*What you need to do*:
Go through the material and write it all out exactly, minus the pictures.

####

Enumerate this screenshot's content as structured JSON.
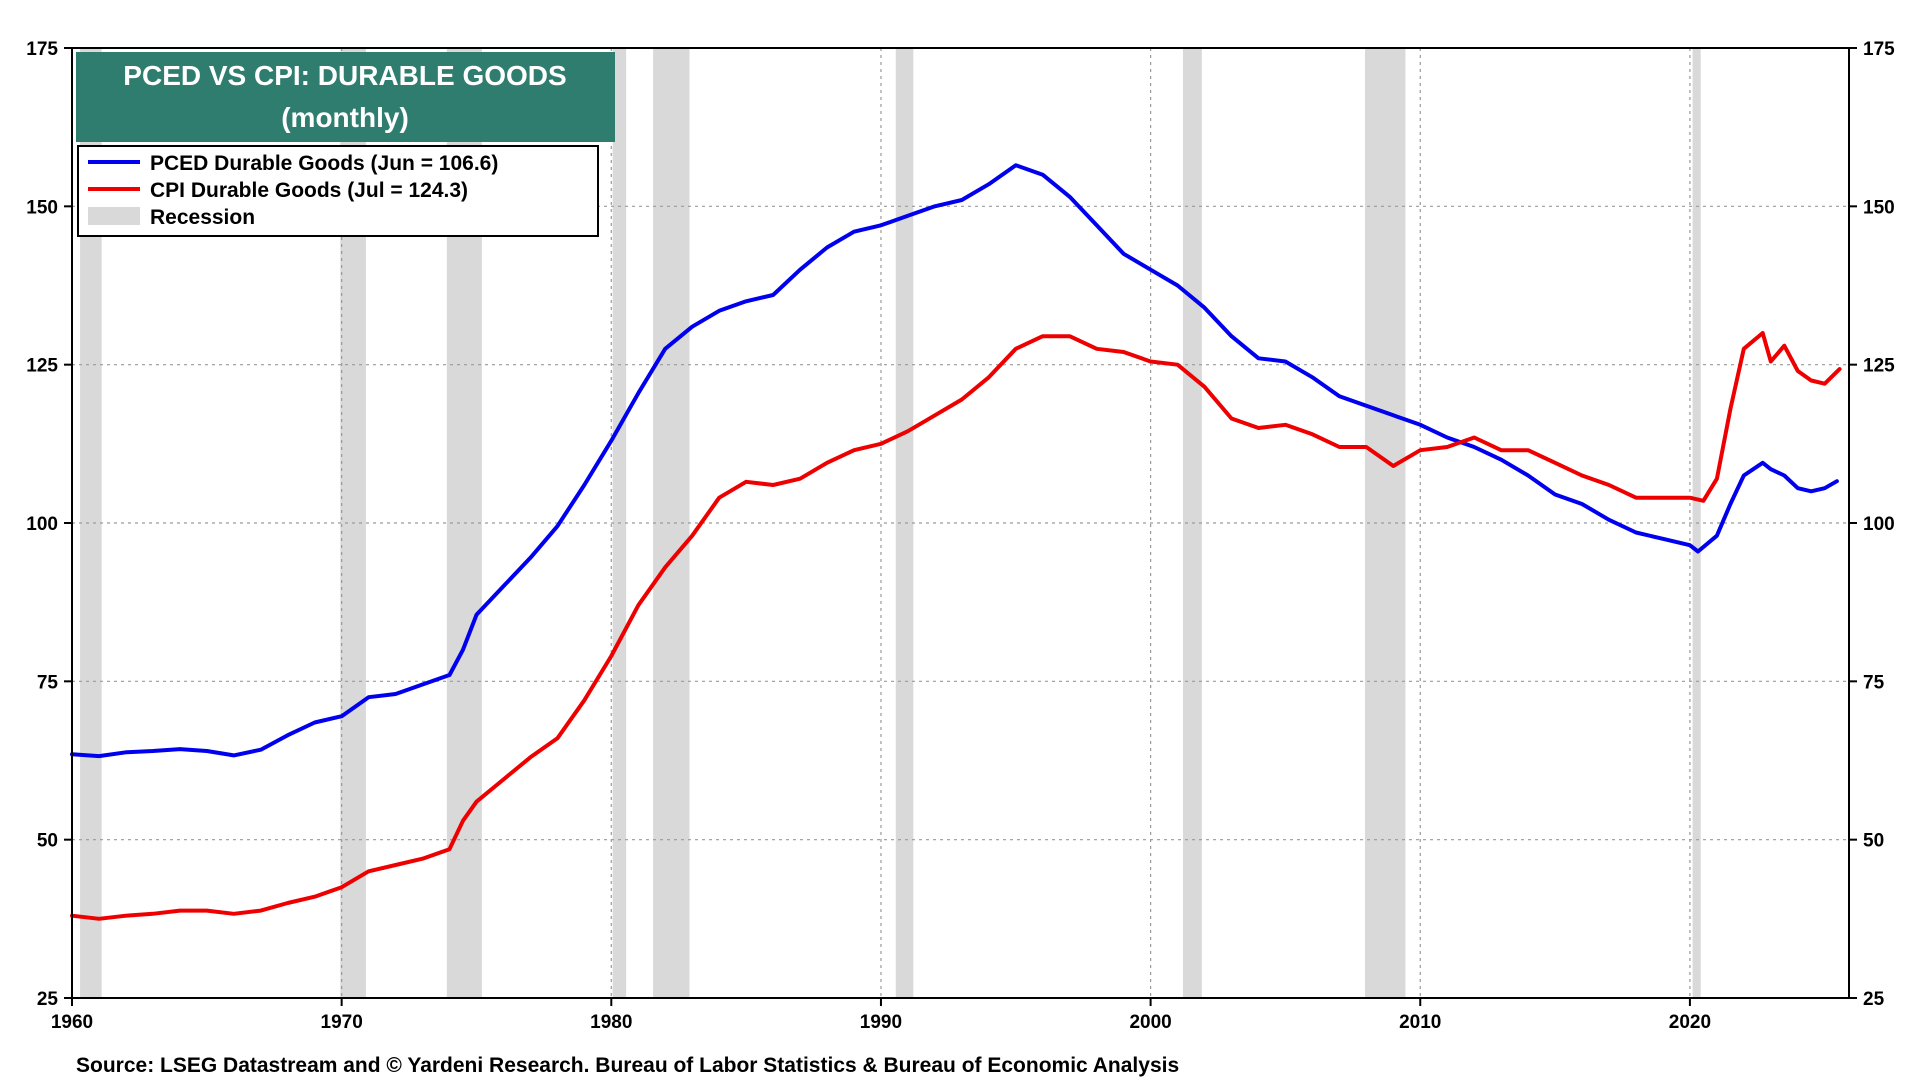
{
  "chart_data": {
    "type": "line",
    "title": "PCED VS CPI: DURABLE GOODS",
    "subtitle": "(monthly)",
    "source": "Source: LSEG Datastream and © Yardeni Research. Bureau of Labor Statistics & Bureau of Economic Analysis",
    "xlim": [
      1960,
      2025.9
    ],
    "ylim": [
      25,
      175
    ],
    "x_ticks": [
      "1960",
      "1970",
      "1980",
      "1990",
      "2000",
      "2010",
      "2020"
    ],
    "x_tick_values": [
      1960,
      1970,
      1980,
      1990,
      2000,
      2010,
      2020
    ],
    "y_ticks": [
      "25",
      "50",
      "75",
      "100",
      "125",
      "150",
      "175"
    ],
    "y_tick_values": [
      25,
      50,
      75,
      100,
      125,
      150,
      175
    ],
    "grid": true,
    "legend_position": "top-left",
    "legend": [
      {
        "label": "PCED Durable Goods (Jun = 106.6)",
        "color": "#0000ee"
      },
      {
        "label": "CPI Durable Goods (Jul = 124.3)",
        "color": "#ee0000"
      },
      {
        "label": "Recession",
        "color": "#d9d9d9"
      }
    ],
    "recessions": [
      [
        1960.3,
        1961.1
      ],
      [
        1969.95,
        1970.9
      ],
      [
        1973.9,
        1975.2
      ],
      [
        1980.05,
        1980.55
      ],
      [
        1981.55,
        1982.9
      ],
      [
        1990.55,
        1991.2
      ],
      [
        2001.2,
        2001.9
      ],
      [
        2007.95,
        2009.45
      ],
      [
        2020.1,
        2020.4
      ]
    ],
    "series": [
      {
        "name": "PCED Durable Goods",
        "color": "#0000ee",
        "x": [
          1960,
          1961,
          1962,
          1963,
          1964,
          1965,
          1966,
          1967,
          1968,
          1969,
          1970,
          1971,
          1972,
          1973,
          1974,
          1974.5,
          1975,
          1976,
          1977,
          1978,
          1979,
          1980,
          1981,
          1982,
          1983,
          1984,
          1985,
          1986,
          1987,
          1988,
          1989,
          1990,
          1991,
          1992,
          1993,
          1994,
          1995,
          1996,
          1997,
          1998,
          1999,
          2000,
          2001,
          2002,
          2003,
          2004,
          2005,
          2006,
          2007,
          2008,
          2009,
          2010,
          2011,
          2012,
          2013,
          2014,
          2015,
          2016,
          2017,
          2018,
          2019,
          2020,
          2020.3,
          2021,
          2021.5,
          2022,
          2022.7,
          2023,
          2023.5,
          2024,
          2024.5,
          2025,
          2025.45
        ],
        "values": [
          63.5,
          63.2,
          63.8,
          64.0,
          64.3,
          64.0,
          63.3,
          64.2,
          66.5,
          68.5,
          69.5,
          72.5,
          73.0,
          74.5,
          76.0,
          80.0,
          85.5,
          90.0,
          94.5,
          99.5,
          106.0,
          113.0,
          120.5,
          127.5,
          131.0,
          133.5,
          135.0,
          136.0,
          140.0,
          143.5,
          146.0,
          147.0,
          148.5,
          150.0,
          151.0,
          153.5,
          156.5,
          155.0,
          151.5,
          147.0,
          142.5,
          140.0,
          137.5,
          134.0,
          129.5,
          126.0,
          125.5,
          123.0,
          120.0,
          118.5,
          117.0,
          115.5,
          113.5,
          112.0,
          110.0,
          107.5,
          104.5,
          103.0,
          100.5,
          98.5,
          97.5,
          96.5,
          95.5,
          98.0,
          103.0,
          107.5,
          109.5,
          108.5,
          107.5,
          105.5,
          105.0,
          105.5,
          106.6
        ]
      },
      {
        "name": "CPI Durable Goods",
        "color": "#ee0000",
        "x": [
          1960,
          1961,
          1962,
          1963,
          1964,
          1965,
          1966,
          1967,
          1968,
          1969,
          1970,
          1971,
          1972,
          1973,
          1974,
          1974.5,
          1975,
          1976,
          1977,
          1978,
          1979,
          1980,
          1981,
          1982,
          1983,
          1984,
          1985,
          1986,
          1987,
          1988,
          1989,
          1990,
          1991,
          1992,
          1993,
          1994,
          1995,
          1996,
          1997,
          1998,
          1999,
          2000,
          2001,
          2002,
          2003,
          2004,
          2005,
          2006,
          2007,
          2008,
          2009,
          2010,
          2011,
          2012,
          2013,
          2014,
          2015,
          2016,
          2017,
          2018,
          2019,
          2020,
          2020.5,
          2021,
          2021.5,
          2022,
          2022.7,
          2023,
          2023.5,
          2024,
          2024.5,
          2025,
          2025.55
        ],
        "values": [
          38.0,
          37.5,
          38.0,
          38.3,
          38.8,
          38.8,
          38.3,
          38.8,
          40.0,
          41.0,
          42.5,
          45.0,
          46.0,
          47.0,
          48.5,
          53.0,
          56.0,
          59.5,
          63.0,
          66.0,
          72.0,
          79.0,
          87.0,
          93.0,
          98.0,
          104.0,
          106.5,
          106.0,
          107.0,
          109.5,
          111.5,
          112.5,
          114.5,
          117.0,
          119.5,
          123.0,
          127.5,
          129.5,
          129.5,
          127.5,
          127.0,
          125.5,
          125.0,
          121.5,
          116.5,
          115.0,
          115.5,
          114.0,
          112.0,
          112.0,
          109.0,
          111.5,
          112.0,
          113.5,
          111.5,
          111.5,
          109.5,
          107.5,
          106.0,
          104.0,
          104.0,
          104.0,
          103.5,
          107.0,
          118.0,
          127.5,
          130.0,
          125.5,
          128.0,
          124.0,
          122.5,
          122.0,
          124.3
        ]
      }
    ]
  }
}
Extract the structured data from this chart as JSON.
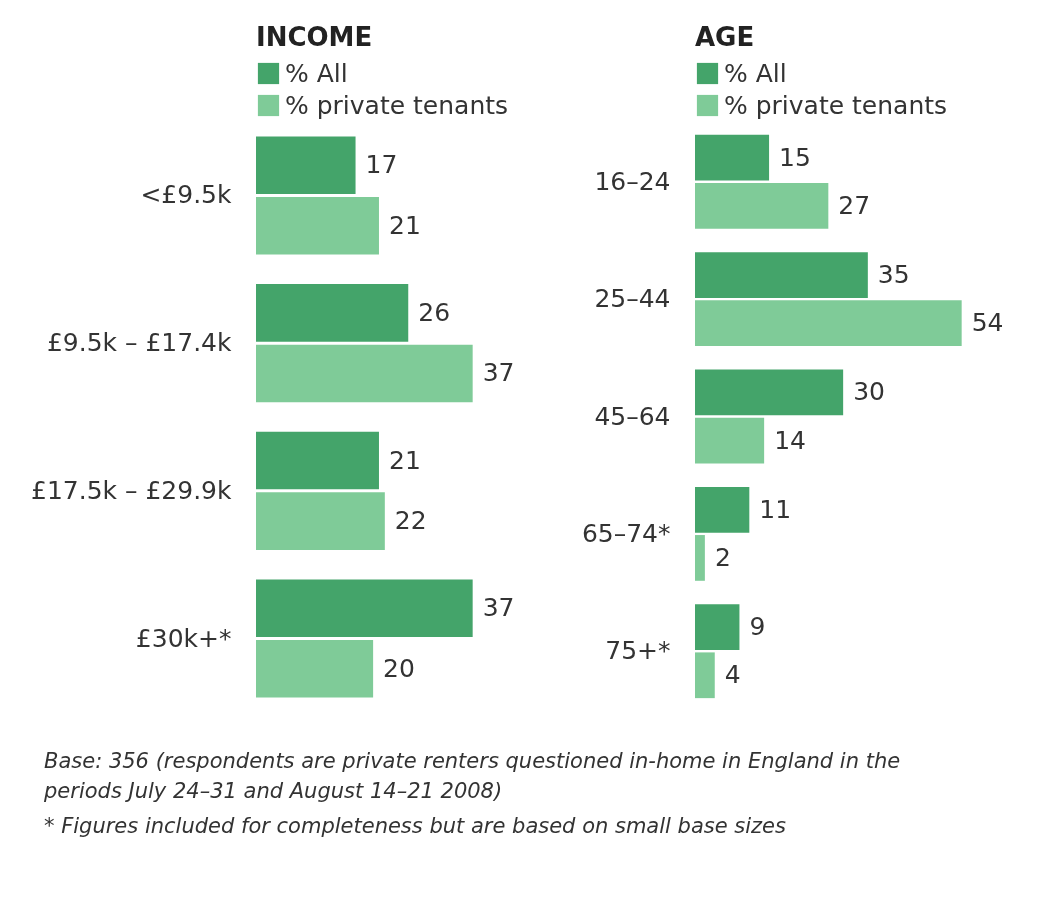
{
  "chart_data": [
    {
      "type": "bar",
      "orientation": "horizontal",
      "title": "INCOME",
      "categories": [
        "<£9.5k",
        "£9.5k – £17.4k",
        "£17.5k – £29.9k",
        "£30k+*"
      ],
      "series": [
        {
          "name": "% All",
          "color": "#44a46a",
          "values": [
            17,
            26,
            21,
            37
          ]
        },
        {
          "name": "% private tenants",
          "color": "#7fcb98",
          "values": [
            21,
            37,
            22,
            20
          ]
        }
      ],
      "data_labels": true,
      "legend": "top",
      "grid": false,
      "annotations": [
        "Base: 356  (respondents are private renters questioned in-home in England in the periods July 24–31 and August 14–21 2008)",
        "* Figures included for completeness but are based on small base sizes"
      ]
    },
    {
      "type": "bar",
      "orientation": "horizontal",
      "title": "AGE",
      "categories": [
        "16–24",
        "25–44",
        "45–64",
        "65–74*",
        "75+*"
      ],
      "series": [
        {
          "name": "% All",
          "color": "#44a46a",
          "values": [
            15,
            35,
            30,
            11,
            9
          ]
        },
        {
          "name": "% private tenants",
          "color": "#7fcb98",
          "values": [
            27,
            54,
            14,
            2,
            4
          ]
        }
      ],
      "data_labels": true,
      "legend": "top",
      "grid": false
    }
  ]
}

####

*Exercise answer*:
Enumerate this screenshot's content as structured JSON.
{
  "chart_data": {
    "type": "line",
    "title": "PCED VS CPI: DURABLE GOODS",
    "subtitle": "(monthly)",
    "source": "Source: LSEG Datastream and © Yardeni Research. Bureau of Labor Statistics & Bureau of Economic Analysis",
    "xlim": [
      1960,
      2025.9
    ],
    "ylim": [
      25,
      175
    ],
    "x_ticks": [
      "1960",
      "1970",
      "1980",
      "1990",
      "2000",
      "2010",
      "2020"
    ],
    "x_tick_values": [
      1960,
      1970,
      1980,
      1990,
      2000,
      2010,
      2020
    ],
    "y_ticks": [
      "25",
      "50",
      "75",
      "100",
      "125",
      "150",
      "175"
    ],
    "y_tick_values": [
      25,
      50,
      75,
      100,
      125,
      150,
      175
    ],
    "grid": true,
    "legend_position": "top-left",
    "legend": [
      {
        "label": "PCED Durable Goods (Jun = 106.6)",
        "color": "#0000ee"
      },
      {
        "label": "CPI Durable Goods (Jul = 124.3)",
        "color": "#ee0000"
      },
      {
        "label": "Recession",
        "color": "#d9d9d9"
      }
    ],
    "recessions": [
      [
        1960.3,
        1961.1
      ],
      [
        1969.95,
        1970.9
      ],
      [
        1973.9,
        1975.2
      ],
      [
        1980.05,
        1980.55
      ],
      [
        1981.55,
        1982.9
      ],
      [
        1990.55,
        1991.2
      ],
      [
        2001.2,
        2001.9
      ],
      [
        2007.95,
        2009.45
      ],
      [
        2020.1,
        2020.4
      ]
    ],
    "series": [
      {
        "name": "PCED Durable Goods",
        "color": "#0000ee",
        "x": [
          1960,
          1961,
          1962,
          1963,
          1964,
          1965,
          1966,
          1967,
          1968,
          1969,
          1970,
          1971,
          1972,
          1973,
          1974,
          1974.5,
          1975,
          1976,
          1977,
          1978,
          1979,
          1980,
          1981,
          1982,
          1983,
          1984,
          1985,
          1986,
          1987,
          1988,
          1989,
          1990,
          1991,
          1992,
          1993,
          1994,
          1995,
          1996,
          1997,
          1998,
          1999,
          2000,
          2001,
          2002,
          2003,
          2004,
          2005,
          2006,
          2007,
          2008,
          2009,
          2010,
          2011,
          2012,
          2013,
          2014,
          2015,
          2016,
          2017,
          2018,
          2019,
          2020,
          2020.3,
          2021,
          2021.5,
          2022,
          2022.7,
          2023,
          2023.5,
          2024,
          2024.5,
          2025,
          2025.45
        ],
        "values": [
          63.5,
          63.2,
          63.8,
          64.0,
          64.3,
          64.0,
          63.3,
          64.2,
          66.5,
          68.5,
          69.5,
          72.5,
          73.0,
          74.5,
          76.0,
          80.0,
          85.5,
          90.0,
          94.5,
          99.5,
          106.0,
          113.0,
          120.5,
          127.5,
          131.0,
          133.5,
          135.0,
          136.0,
          140.0,
          143.5,
          146.0,
          147.0,
          148.5,
          150.0,
          151.0,
          153.5,
          156.5,
          155.0,
          151.5,
          147.0,
          142.5,
          140.0,
          137.5,
          134.0,
          129.5,
          126.0,
          125.5,
          123.0,
          120.0,
          118.5,
          117.0,
          115.5,
          113.5,
          112.0,
          110.0,
          107.5,
          104.5,
          103.0,
          100.5,
          98.5,
          97.5,
          96.5,
          95.5,
          98.0,
          103.0,
          107.5,
          109.5,
          108.5,
          107.5,
          105.5,
          105.0,
          105.5,
          106.6
        ]
      },
      {
        "name": "CPI Durable Goods",
        "color": "#ee0000",
        "x": [
          1960,
          1961,
          1962,
          1963,
          1964,
          1965,
          1966,
          1967,
          1968,
          1969,
          1970,
          1971,
          1972,
          1973,
          1974,
          1974.5,
          1975,
          1976,
          1977,
          1978,
          1979,
          1980,
          1981,
          1982,
          1983,
          1984,
          1985,
          1986,
          1987,
          1988,
          1989,
          1990,
          1991,
          1992,
          1993,
          1994,
          1995,
          1996,
          1997,
          1998,
          1999,
          2000,
          2001,
          2002,
          2003,
          2004,
          2005,
          2006,
          2007,
          2008,
          2009,
          2010,
          2011,
          2012,
          2013,
          2014,
          2015,
          2016,
          2017,
          2018,
          2019,
          2020,
          2020.5,
          2021,
          2021.5,
          2022,
          2022.7,
          2023,
          2023.5,
          2024,
          2024.5,
          2025,
          2025.55
        ],
        "values": [
          38.0,
          37.5,
          38.0,
          38.3,
          38.8,
          38.8,
          38.3,
          38.8,
          40.0,
          41.0,
          42.5,
          45.0,
          46.0,
          47.0,
          48.5,
          53.0,
          56.0,
          59.5,
          63.0,
          66.0,
          72.0,
          79.0,
          87.0,
          93.0,
          98.0,
          104.0,
          106.5,
          106.0,
          107.0,
          109.5,
          111.5,
          112.5,
          114.5,
          117.0,
          119.5,
          123.0,
          127.5,
          129.5,
          129.5,
          127.5,
          127.0,
          125.5,
          125.0,
          121.5,
          116.5,
          115.0,
          115.5,
          114.0,
          112.0,
          112.0,
          109.0,
          111.5,
          112.0,
          113.5,
          111.5,
          111.5,
          109.5,
          107.5,
          106.0,
          104.0,
          104.0,
          104.0,
          103.5,
          107.0,
          118.0,
          127.5,
          130.0,
          125.5,
          128.0,
          124.0,
          122.5,
          122.0,
          124.3
        ]
      }
    ]
  }
}
Extract the structured data from this chart as JSON.
{
  "chart_data": [
    {
      "type": "bar",
      "orientation": "horizontal",
      "title": "INCOME",
      "categories": [
        "<£9.5k",
        "£9.5k – £17.4k",
        "£17.5k – £29.9k",
        "£30k+*"
      ],
      "series": [
        {
          "name": "% All",
          "color": "#44a46a",
          "values": [
            17,
            26,
            21,
            37
          ]
        },
        {
          "name": "% private tenants",
          "color": "#7fcb98",
          "values": [
            21,
            37,
            22,
            20
          ]
        }
      ],
      "data_labels": true,
      "legend": "top",
      "grid": false,
      "annotations": [
        "Base: 356  (respondents are private renters questioned in-home in England in the periods July 24–31 and August 14–21 2008)",
        "* Figures included for completeness but are based on small base sizes"
      ]
    },
    {
      "type": "bar",
      "orientation": "horizontal",
      "title": "AGE",
      "categories": [
        "16–24",
        "25–44",
        "45–64",
        "65–74*",
        "75+*"
      ],
      "series": [
        {
          "name": "% All",
          "color": "#44a46a",
          "values": [
            15,
            35,
            30,
            11,
            9
          ]
        },
        {
          "name": "% private tenants",
          "color": "#7fcb98",
          "values": [
            27,
            54,
            14,
            2,
            4
          ]
        }
      ],
      "data_labels": true,
      "legend": "top",
      "grid": false
    }
  ]
}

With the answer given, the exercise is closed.